Lines that contain the string "JSON" are to be copied; leave out all others.

Stored data
▶
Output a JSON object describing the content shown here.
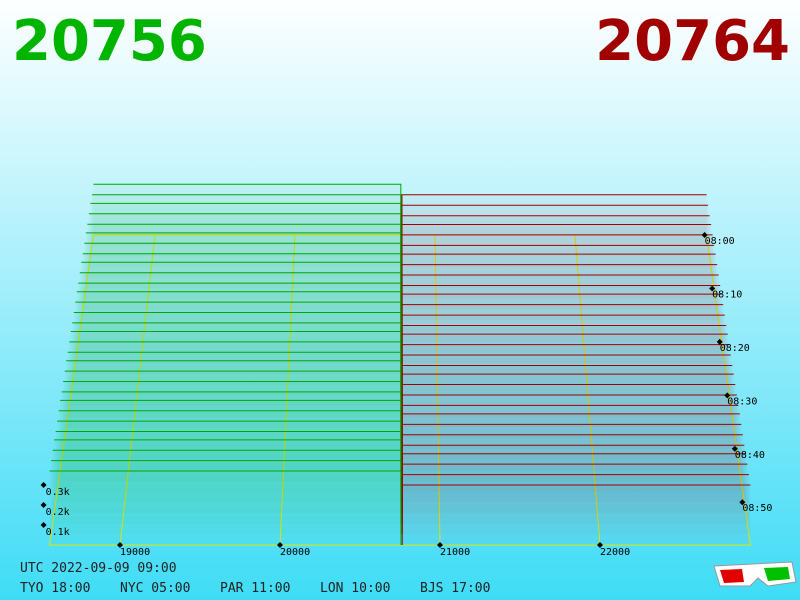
{
  "chart_data": {
    "type": "depth3d",
    "bid_price": 20756,
    "ask_price": 20764,
    "bid_color": "#00a800",
    "ask_color": "#a00000",
    "xlim": [
      18560,
      22940
    ],
    "xticks": [
      19000,
      20000,
      21000,
      22000
    ],
    "tlim": [
      0,
      58
    ],
    "tticks": [
      {
        "value": 0,
        "label": "08:00"
      },
      {
        "value": 10,
        "label": "08:10"
      },
      {
        "value": 20,
        "label": "08:20"
      },
      {
        "value": 30,
        "label": "08:30"
      },
      {
        "value": 40,
        "label": "08:40"
      },
      {
        "value": 50,
        "label": "08:50"
      }
    ],
    "zlim": [
      0,
      0.4
    ],
    "zticks": [
      {
        "value": 0.1,
        "label": "0.1k"
      },
      {
        "value": 0.2,
        "label": "0.2k"
      },
      {
        "value": 0.3,
        "label": "0.3k"
      }
    ],
    "times": [
      0,
      2,
      4,
      6,
      8,
      10,
      12,
      14,
      16,
      18,
      20,
      22,
      24,
      26,
      28,
      30,
      32,
      34,
      36,
      38,
      40,
      42,
      44,
      46,
      48,
      50,
      52,
      54,
      56,
      58
    ],
    "bid_depth": [
      0.29,
      0.29,
      0.3,
      0.3,
      0.3,
      0.31,
      0.31,
      0.31,
      0.32,
      0.32,
      0.32,
      0.33,
      0.33,
      0.33,
      0.33,
      0.34,
      0.34,
      0.34,
      0.35,
      0.35,
      0.35,
      0.35,
      0.36,
      0.36,
      0.36,
      0.36,
      0.37,
      0.37,
      0.37,
      0.37
    ],
    "ask_depth": [
      0.23,
      0.23,
      0.23,
      0.24,
      0.24,
      0.24,
      0.25,
      0.25,
      0.25,
      0.25,
      0.26,
      0.26,
      0.26,
      0.26,
      0.27,
      0.27,
      0.27,
      0.27,
      0.28,
      0.28,
      0.28,
      0.28,
      0.29,
      0.29,
      0.29,
      0.29,
      0.3,
      0.3,
      0.3,
      0.3
    ]
  },
  "footer": {
    "utc": "UTC 2022-09-09 09:00",
    "clocks": [
      "TYO 18:00",
      "NYC 05:00",
      "PAR 11:00",
      "LON 10:00",
      "BJS 17:00"
    ]
  }
}
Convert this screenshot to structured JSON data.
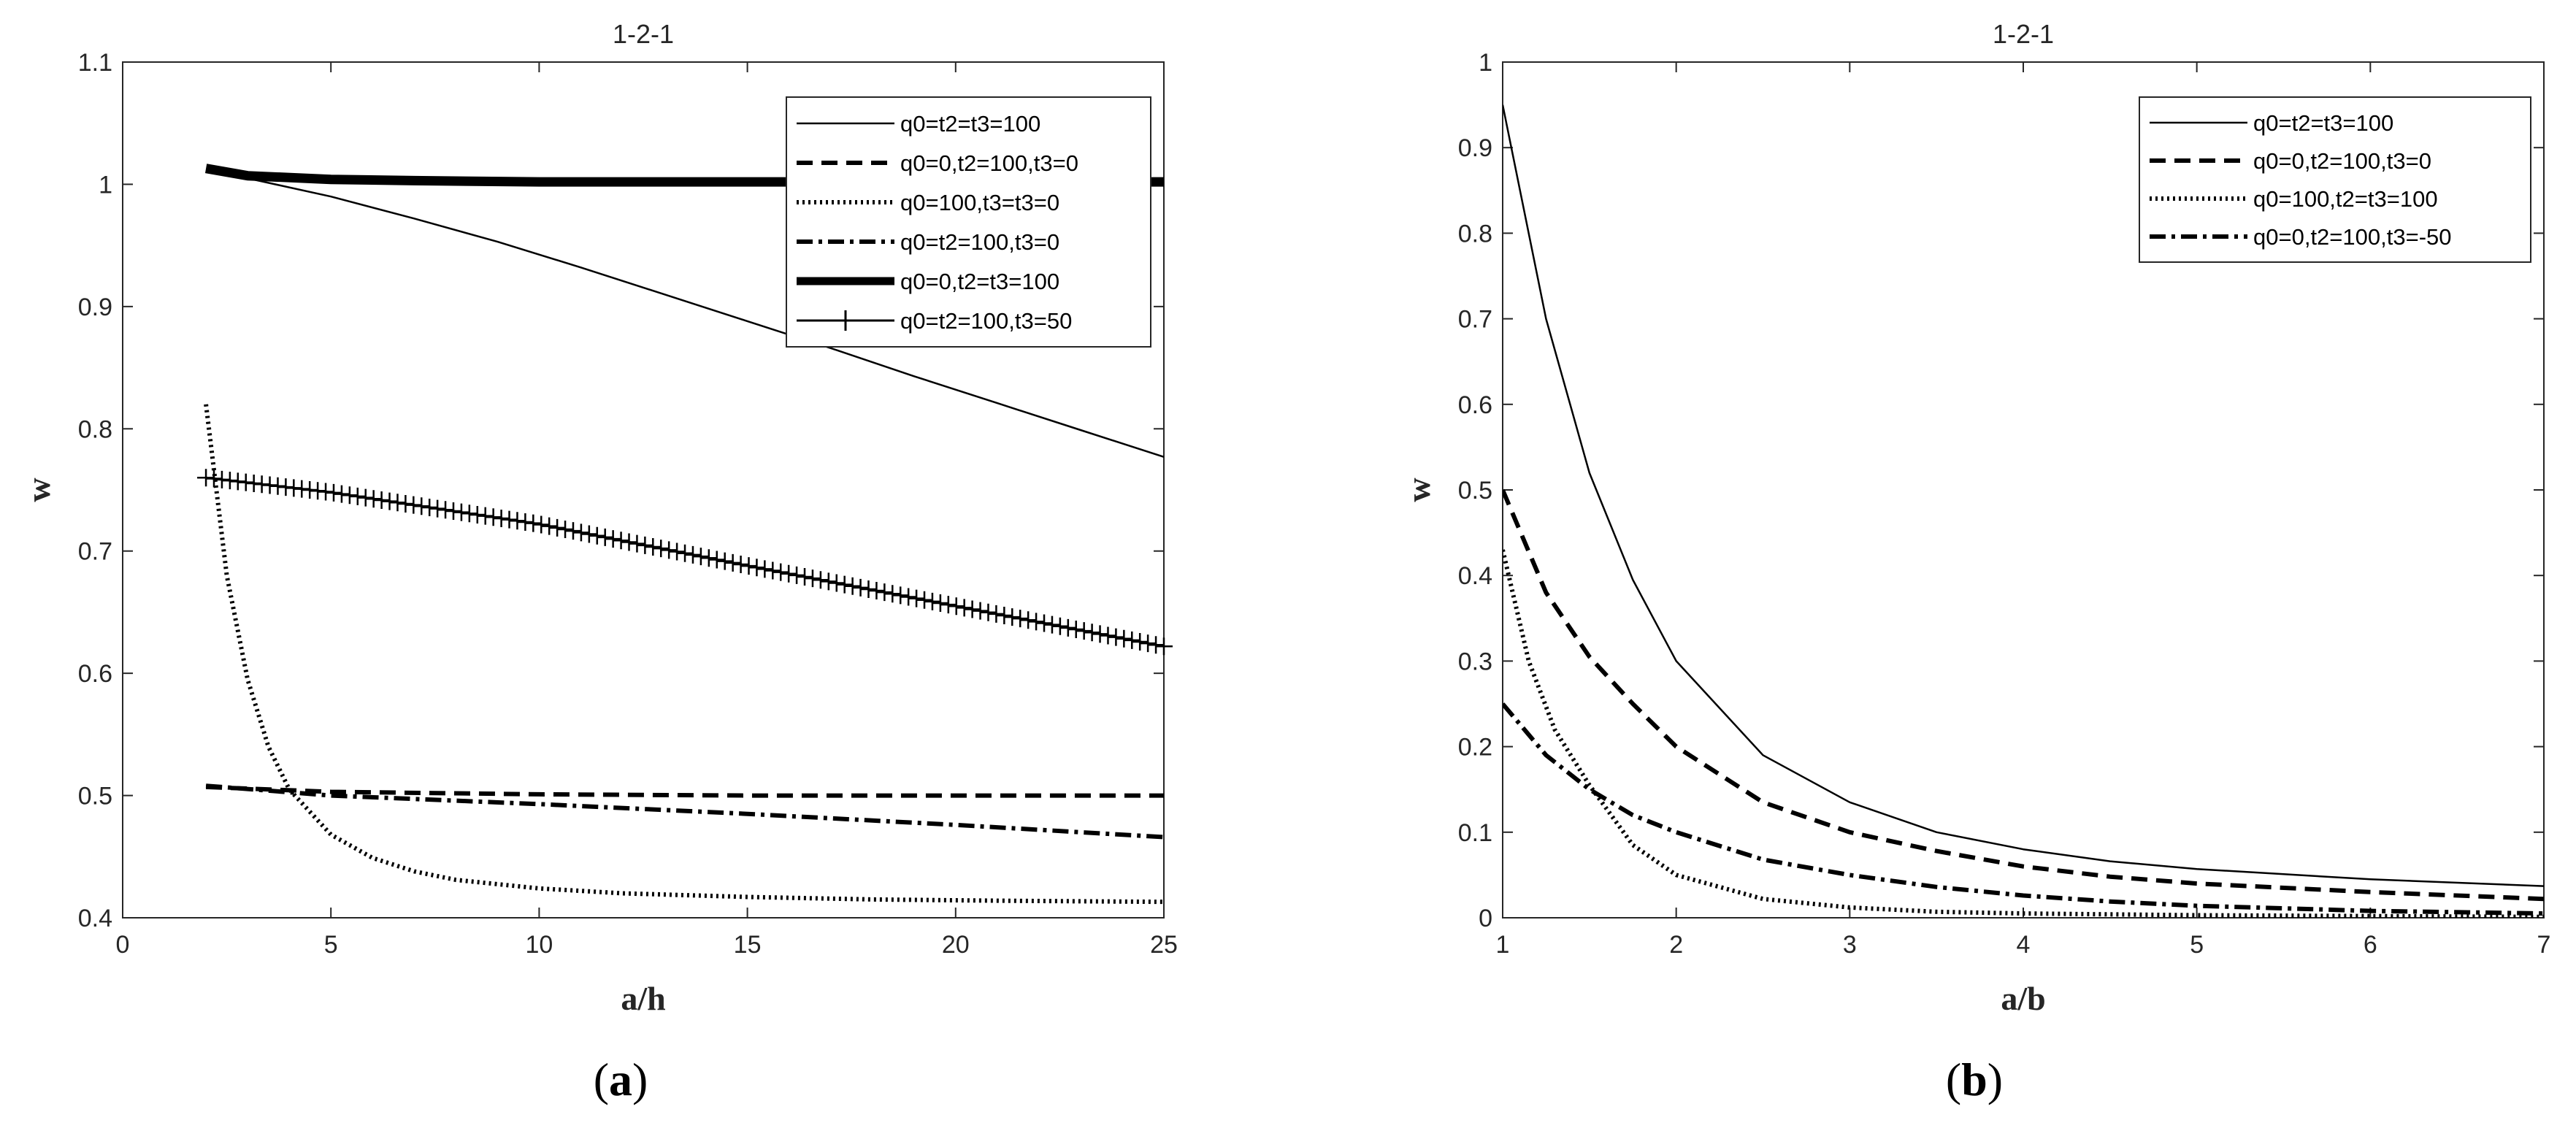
{
  "chart_data": [
    {
      "type": "line",
      "title": "1-2-1",
      "xlabel": "a/h",
      "ylabel": "w",
      "xlim": [
        0,
        25
      ],
      "ylim": [
        0.4,
        1.1
      ],
      "xticks": [
        "0",
        "5",
        "10",
        "15",
        "20",
        "25"
      ],
      "yticks": [
        "0.4",
        "0.5",
        "0.6",
        "0.7",
        "0.8",
        "0.9",
        "1",
        "1.1"
      ],
      "legend_position": "top-right",
      "caption": {
        "open": "(",
        "letter": "a",
        "close": ")"
      },
      "series": [
        {
          "name": "q0=t2=t3=100",
          "style": "solid-thin",
          "x": [
            2,
            3,
            5,
            7,
            9,
            11,
            13,
            15,
            17,
            19,
            21,
            23,
            25
          ],
          "y": [
            1.01,
            1.005,
            0.99,
            0.972,
            0.953,
            0.932,
            0.91,
            0.888,
            0.866,
            0.843,
            0.821,
            0.799,
            0.777
          ]
        },
        {
          "name": "q0=0,t2=100,t3=0",
          "style": "dashed",
          "x": [
            2,
            5,
            10,
            15,
            20,
            25
          ],
          "y": [
            0.507,
            0.503,
            0.501,
            0.5,
            0.5,
            0.5
          ]
        },
        {
          "name": "q0=100,t3=t3=0",
          "style": "dotted",
          "x": [
            2,
            2.5,
            3,
            3.5,
            4,
            5,
            6,
            7,
            8,
            10,
            12,
            15,
            18,
            21,
            25
          ],
          "y": [
            0.82,
            0.68,
            0.595,
            0.54,
            0.505,
            0.468,
            0.449,
            0.438,
            0.431,
            0.424,
            0.42,
            0.417,
            0.415,
            0.414,
            0.413
          ]
        },
        {
          "name": "q0=t2=100,t3=0",
          "style": "dashdot",
          "x": [
            2,
            5,
            10,
            15,
            20,
            25
          ],
          "y": [
            0.508,
            0.5,
            0.493,
            0.485,
            0.476,
            0.466
          ]
        },
        {
          "name": "q0=0,t2=t3=100",
          "style": "solid-thick",
          "x": [
            2,
            3,
            5,
            7,
            10,
            15,
            20,
            25
          ],
          "y": [
            1.013,
            1.007,
            1.004,
            1.003,
            1.002,
            1.002,
            1.002,
            1.002
          ]
        },
        {
          "name": "q0=t2=100,t3=50",
          "style": "solid-plus",
          "x": [
            2,
            5,
            10,
            15,
            20,
            25
          ],
          "y": [
            0.76,
            0.748,
            0.722,
            0.688,
            0.655,
            0.622
          ]
        }
      ]
    },
    {
      "type": "line",
      "title": "1-2-1",
      "xlabel": "a/b",
      "ylabel": "w",
      "xlim": [
        1,
        7
      ],
      "ylim": [
        0,
        1
      ],
      "xticks": [
        "1",
        "2",
        "3",
        "4",
        "5",
        "6",
        "7"
      ],
      "yticks": [
        "0",
        "0.1",
        "0.2",
        "0.3",
        "0.4",
        "0.5",
        "0.6",
        "0.7",
        "0.8",
        "0.9",
        "1"
      ],
      "legend_position": "top-right",
      "caption": {
        "open": "(",
        "letter": "b",
        "close": ")"
      },
      "series": [
        {
          "name": "q0=t2=t3=100",
          "style": "solid-thin",
          "x": [
            1,
            1.25,
            1.5,
            1.75,
            2,
            2.5,
            3,
            3.5,
            4,
            4.5,
            5,
            6,
            7
          ],
          "y": [
            0.95,
            0.7,
            0.52,
            0.395,
            0.3,
            0.19,
            0.135,
            0.1,
            0.08,
            0.066,
            0.057,
            0.045,
            0.037
          ]
        },
        {
          "name": "q0=0,t2=100,t3=0",
          "style": "dashed",
          "x": [
            1,
            1.25,
            1.5,
            1.75,
            2,
            2.5,
            3,
            3.5,
            4,
            4.5,
            5,
            6,
            7
          ],
          "y": [
            0.5,
            0.38,
            0.305,
            0.25,
            0.2,
            0.135,
            0.1,
            0.078,
            0.06,
            0.048,
            0.04,
            0.03,
            0.022
          ]
        },
        {
          "name": "q0=100,t2=t3=100",
          "style": "dotted",
          "x": [
            1,
            1.15,
            1.3,
            1.5,
            1.75,
            2,
            2.5,
            3,
            3.5,
            4,
            5,
            6,
            7
          ],
          "y": [
            0.43,
            0.3,
            0.22,
            0.155,
            0.085,
            0.05,
            0.022,
            0.012,
            0.007,
            0.005,
            0.003,
            0.002,
            0.001
          ]
        },
        {
          "name": "q0=0,t2=100,t3=-50",
          "style": "dashdot",
          "x": [
            1,
            1.25,
            1.5,
            1.75,
            2,
            2.5,
            3,
            3.5,
            4,
            4.5,
            5,
            6,
            7
          ],
          "y": [
            0.25,
            0.19,
            0.15,
            0.12,
            0.1,
            0.068,
            0.05,
            0.036,
            0.026,
            0.019,
            0.014,
            0.008,
            0.005
          ]
        }
      ]
    }
  ]
}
◀
## [Complete response]
Output a JSON object describing the content shown here.
Convert this screenshot to structured JSON data.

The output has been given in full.